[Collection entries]
-------------------------

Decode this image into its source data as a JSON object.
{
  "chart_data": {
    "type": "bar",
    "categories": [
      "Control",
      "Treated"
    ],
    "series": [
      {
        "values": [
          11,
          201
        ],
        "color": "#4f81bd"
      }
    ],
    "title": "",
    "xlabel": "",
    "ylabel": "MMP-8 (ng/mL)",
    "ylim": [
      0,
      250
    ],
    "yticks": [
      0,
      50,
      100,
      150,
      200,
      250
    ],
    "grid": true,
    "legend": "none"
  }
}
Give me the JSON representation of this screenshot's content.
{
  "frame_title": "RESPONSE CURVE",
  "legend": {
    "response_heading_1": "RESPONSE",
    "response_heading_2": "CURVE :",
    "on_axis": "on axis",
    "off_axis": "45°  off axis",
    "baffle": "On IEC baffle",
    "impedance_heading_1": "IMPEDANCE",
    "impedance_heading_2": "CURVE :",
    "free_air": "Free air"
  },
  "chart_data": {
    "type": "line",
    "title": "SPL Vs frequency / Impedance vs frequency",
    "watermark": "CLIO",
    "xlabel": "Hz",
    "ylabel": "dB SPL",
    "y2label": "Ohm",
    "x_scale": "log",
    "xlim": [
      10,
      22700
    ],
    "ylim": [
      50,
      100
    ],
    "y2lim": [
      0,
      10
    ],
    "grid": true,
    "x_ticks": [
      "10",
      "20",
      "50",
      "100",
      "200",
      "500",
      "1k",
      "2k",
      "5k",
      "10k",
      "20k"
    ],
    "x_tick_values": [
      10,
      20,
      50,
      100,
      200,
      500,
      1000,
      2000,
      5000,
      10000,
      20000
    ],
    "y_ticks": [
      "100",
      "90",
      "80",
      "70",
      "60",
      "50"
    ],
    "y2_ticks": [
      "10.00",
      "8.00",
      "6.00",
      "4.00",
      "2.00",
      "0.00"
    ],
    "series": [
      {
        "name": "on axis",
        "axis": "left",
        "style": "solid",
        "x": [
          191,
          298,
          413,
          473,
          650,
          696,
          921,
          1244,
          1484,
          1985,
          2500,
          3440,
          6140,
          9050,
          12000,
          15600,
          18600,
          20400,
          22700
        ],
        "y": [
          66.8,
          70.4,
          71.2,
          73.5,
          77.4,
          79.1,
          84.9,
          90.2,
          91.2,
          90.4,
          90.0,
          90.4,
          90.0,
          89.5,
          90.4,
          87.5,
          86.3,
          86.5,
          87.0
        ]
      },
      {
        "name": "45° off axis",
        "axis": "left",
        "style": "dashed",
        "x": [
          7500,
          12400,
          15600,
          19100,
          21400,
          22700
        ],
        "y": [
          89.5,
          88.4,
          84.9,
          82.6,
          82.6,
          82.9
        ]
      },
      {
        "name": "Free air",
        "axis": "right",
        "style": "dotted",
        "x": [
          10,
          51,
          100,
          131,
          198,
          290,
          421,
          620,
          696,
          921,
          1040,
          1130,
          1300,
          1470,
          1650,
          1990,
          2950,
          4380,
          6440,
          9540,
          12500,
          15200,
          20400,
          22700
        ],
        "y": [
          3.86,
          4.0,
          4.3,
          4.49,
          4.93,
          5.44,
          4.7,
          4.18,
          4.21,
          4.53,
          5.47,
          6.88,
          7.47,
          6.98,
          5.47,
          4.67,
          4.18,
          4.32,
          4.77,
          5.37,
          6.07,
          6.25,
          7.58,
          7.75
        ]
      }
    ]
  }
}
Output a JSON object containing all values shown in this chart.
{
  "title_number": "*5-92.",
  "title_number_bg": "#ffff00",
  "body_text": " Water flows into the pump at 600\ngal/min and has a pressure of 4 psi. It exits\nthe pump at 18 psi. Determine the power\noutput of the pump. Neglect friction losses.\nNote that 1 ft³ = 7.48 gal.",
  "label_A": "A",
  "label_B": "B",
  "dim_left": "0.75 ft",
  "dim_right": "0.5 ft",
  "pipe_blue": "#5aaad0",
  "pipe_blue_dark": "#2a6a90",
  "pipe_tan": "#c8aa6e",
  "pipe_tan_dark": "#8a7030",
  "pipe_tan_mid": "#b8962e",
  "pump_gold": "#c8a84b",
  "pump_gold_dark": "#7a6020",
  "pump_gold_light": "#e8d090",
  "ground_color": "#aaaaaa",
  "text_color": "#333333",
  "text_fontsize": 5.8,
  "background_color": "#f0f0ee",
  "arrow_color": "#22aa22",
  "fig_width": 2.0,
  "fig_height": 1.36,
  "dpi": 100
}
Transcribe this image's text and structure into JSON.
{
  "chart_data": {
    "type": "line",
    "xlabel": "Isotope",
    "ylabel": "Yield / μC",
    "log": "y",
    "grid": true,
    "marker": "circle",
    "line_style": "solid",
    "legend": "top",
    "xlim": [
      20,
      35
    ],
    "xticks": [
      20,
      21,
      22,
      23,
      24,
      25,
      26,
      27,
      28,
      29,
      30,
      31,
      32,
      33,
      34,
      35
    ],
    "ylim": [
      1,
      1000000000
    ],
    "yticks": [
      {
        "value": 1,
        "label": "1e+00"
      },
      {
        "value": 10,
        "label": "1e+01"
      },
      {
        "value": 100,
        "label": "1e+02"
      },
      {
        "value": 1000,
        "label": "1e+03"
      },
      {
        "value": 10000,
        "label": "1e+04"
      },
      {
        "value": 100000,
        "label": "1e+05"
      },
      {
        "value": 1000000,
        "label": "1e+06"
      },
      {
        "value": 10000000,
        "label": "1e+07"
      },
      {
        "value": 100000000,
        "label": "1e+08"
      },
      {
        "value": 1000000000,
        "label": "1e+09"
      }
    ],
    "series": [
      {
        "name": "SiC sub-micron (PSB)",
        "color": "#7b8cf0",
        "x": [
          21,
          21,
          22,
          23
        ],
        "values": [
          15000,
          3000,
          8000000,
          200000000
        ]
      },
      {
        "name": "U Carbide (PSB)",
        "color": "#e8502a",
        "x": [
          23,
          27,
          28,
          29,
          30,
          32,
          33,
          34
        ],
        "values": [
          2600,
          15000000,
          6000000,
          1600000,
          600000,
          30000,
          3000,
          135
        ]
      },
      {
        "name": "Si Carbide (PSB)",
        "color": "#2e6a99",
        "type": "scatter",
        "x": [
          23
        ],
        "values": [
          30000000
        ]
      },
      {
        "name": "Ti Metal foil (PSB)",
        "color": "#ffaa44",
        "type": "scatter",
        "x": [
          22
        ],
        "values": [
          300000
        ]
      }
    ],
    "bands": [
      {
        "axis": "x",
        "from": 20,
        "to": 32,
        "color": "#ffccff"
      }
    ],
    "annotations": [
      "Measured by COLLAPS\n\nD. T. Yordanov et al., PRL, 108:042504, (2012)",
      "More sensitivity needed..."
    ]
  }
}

-------------------------

* _What you need to do_
Copy every line from the records above that contains the word "this".

* _Problem solution_
Decode this image into its source data as a JSON object.
Give me the JSON representation of this screenshot's content.
Output a JSON object containing all values shown in this chart.
Transcribe this image's text and structure into JSON.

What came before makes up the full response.